=== Task prompt ===
In the entries below, find every line holding the string "JSON" and collect it.
[begin Material supplied]
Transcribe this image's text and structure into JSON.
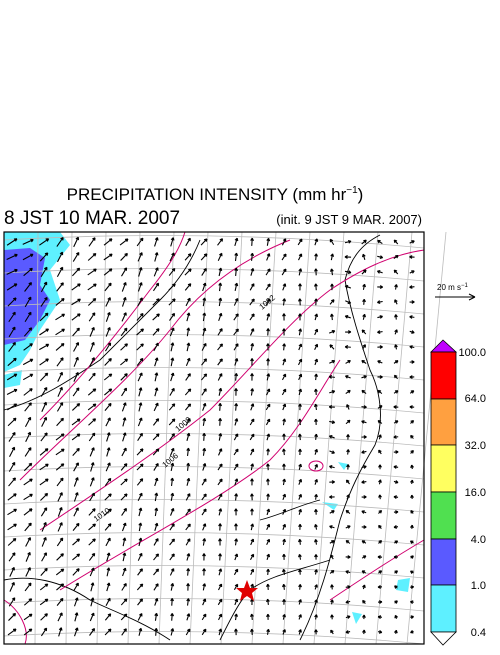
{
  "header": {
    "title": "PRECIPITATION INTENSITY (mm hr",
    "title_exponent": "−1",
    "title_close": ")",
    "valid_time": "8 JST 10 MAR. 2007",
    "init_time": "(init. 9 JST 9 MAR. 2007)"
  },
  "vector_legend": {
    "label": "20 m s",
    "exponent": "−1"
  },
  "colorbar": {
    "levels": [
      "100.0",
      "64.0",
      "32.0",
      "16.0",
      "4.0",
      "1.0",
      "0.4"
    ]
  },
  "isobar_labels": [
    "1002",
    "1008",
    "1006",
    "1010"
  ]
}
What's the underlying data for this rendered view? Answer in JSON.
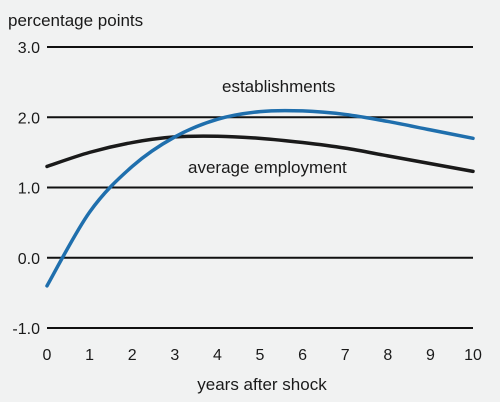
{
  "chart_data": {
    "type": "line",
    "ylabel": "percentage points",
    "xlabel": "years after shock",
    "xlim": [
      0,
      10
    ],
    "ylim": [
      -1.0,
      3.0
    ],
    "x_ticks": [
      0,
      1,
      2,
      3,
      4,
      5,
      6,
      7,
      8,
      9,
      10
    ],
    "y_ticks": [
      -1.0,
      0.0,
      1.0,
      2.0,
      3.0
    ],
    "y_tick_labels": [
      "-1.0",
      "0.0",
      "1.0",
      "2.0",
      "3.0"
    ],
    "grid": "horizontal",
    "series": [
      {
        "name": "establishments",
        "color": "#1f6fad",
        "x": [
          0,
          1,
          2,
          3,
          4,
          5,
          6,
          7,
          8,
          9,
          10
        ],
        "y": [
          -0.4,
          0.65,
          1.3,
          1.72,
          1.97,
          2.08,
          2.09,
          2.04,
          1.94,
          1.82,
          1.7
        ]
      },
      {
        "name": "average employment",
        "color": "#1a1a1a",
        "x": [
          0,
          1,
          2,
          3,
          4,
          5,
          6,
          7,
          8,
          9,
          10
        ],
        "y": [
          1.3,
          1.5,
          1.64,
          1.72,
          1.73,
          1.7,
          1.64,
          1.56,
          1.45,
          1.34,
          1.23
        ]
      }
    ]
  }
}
[end Material supplied]
[begin Material supplied]
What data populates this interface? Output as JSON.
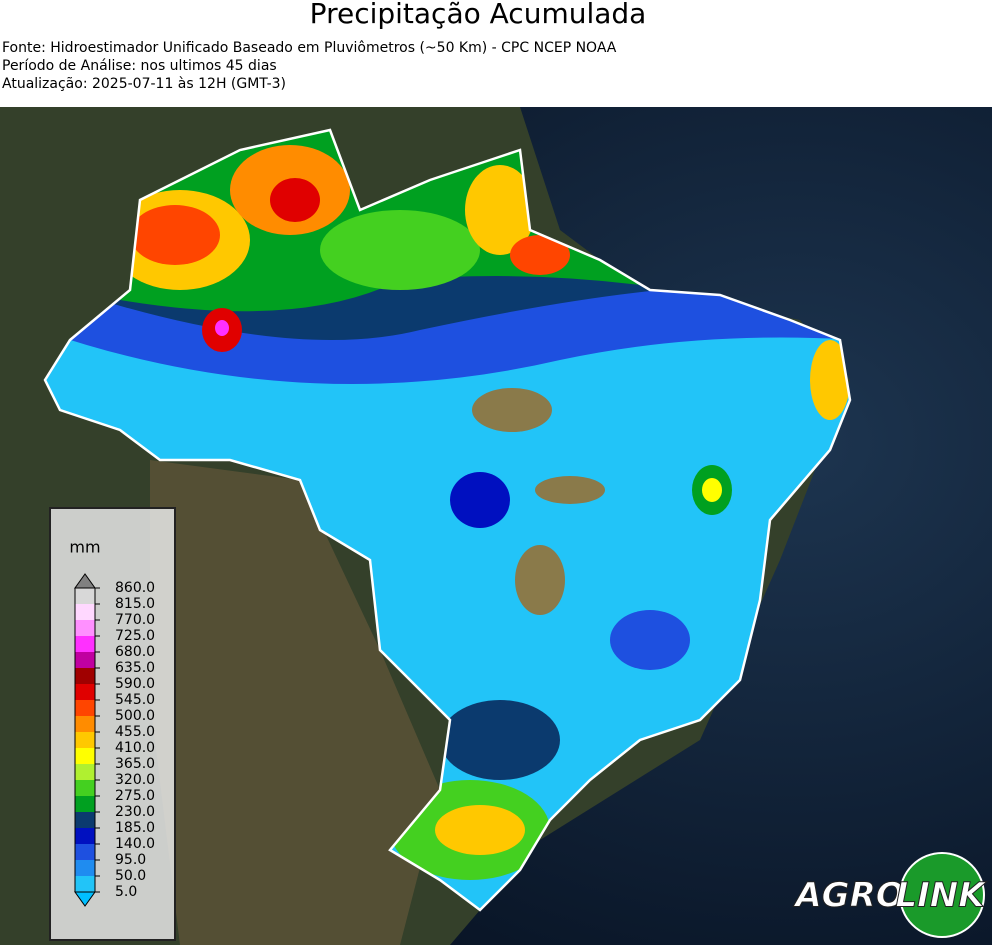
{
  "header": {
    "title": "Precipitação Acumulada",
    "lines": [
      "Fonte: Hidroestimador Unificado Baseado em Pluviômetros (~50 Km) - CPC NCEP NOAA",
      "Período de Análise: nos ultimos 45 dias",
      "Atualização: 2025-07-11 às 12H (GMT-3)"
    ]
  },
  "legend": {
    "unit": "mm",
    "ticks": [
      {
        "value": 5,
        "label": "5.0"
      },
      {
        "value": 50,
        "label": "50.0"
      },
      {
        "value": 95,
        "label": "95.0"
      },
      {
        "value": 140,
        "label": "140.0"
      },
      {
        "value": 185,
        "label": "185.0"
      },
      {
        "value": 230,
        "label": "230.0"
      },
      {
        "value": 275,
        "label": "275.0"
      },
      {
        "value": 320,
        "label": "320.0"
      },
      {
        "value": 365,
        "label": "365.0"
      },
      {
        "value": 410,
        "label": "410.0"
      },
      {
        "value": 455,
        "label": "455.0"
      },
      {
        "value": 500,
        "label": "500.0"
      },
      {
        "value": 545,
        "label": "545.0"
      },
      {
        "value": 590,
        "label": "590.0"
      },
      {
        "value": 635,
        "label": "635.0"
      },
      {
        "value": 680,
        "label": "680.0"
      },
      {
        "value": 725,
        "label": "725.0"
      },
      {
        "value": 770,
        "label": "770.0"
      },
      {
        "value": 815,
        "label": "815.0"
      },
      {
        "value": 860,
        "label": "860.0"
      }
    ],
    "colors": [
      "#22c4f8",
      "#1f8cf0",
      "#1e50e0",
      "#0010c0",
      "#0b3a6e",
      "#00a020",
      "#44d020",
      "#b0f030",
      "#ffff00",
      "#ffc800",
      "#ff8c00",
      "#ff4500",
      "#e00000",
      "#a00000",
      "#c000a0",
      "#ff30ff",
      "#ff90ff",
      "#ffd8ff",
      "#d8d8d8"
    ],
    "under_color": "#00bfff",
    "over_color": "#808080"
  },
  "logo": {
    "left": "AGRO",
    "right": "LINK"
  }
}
[end Material supplied]
=== The solution ===
Transcribe this image's text and structure into JSON.
What's the underlying data for this rendered view? Answer in JSON.
What data populates this interface? Output as JSON.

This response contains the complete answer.